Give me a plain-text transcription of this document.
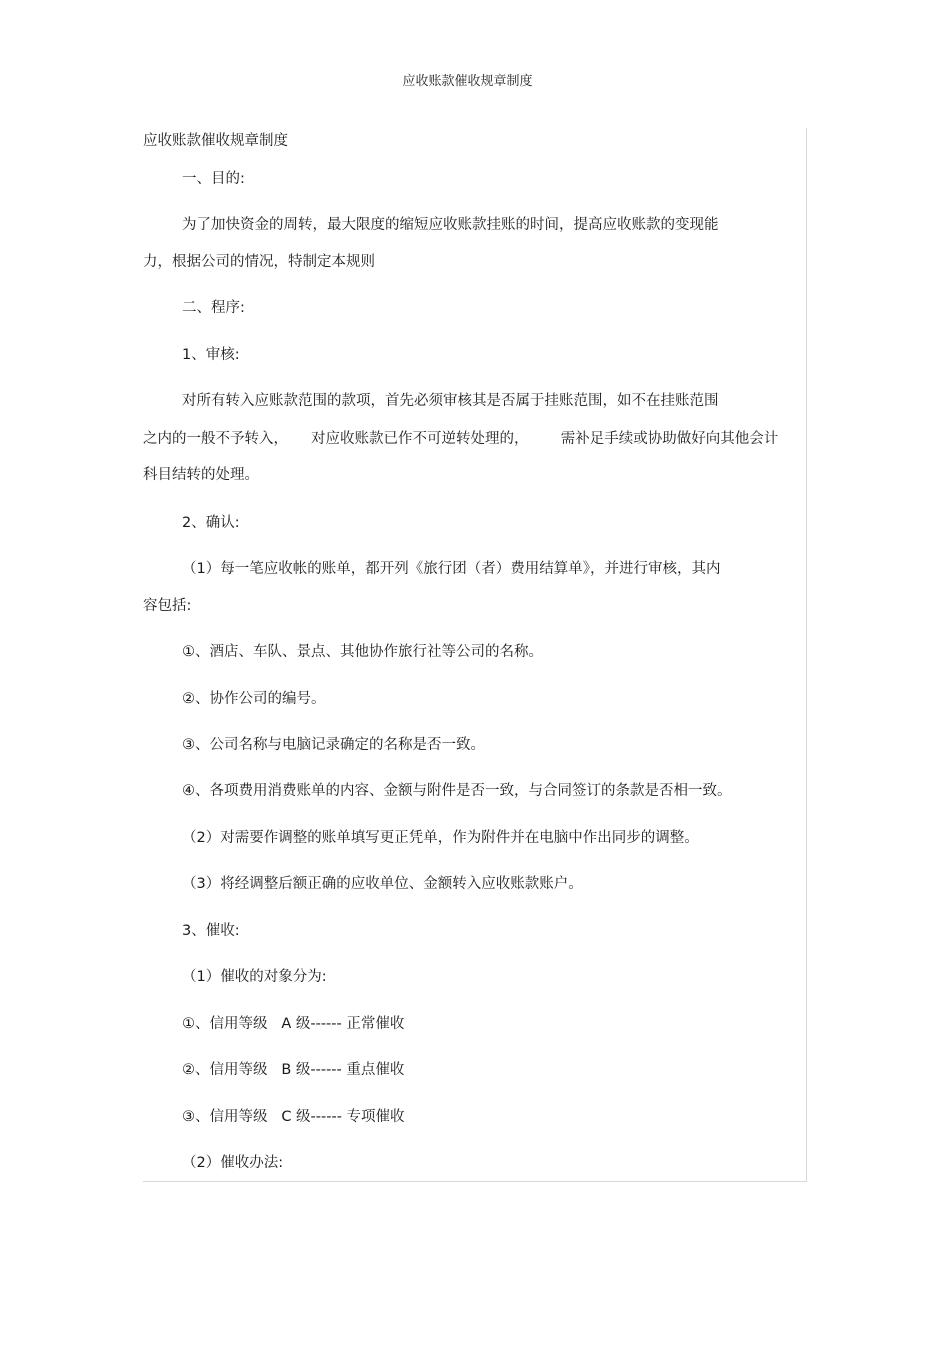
应收账款催收规章制度
应收账款催收规章制度
一、目的:
为了加快资金的周转，最大限度的缩短应收账款挂账的时间，提高应收账款的变现能
力，根据公司的情况，特制定本规则
二、程序:
1、审核:
对所有转入应账款范围的款项，首先必须审核其是否属于挂账范围，如不在挂账范围
之内的一般不予转入，     对应收账款已作不可逆转处理的，       需补足手续或协助做好向其他会计
科目结转的处理。
2、确认:
（1）每一笔应收帐的账单，都开列《旅行团（者）费用结算单》，并进行审核，其内
容包括:
①、酒店、车队、景点、其他协作旅行社等公司的名称。
②、协作公司的编号。
③、公司名称与电脑记录确定的名称是否一致。
④、各项费用消费账单的内容、金额与附件是否一致，与合同签订的条款是否相一致。
（2）对需要作调整的账单填写更正凭单，作为附件并在电脑中作出同步的调整。
（3）将经调整后额正确的应收单位、金额转入应收账款账户。
3、催收:
（1）催收的对象分为:
①、信用等级   A 级------ 正常催收
②、信用等级   B 级------ 重点催收
③、信用等级   C 级------ 专项催收
（2）催收办法:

= = = =

WRITTEN EXERCISE >> Leave the pictures out, and transcribe each of the records exactly.

EXPECTED ANSWER >>
Give me a plain-text transcription of this document.
应收账款催收规章制度
应收账款催收规章制度
一、目的:
为了加快资金的周转，最大限度的缩短应收账款挂账的时间，提高应收账款的变现能
力，根据公司的情况，特制定本规则
二、程序:
1、审核:
对所有转入应账款范围的款项，首先必须审核其是否属于挂账范围，如不在挂账范围
之内的一般不予转入，     对应收账款已作不可逆转处理的，       需补足手续或协助做好向其他会计
科目结转的处理。
2、确认:
（1）每一笔应收帐的账单，都开列《旅行团（者）费用结算单》，并进行审核，其内
容包括:
①、酒店、车队、景点、其他协作旅行社等公司的名称。
②、协作公司的编号。
③、公司名称与电脑记录确定的名称是否一致。
④、各项费用消费账单的内容、金额与附件是否一致，与合同签订的条款是否相一致。
（2）对需要作调整的账单填写更正凭单，作为附件并在电脑中作出同步的调整。
（3）将经调整后额正确的应收单位、金额转入应收账款账户。
3、催收:
（1）催收的对象分为:
①、信用等级   A 级------ 正常催收
②、信用等级   B 级------ 重点催收
③、信用等级   C 级------ 专项催收
（2）催收办法:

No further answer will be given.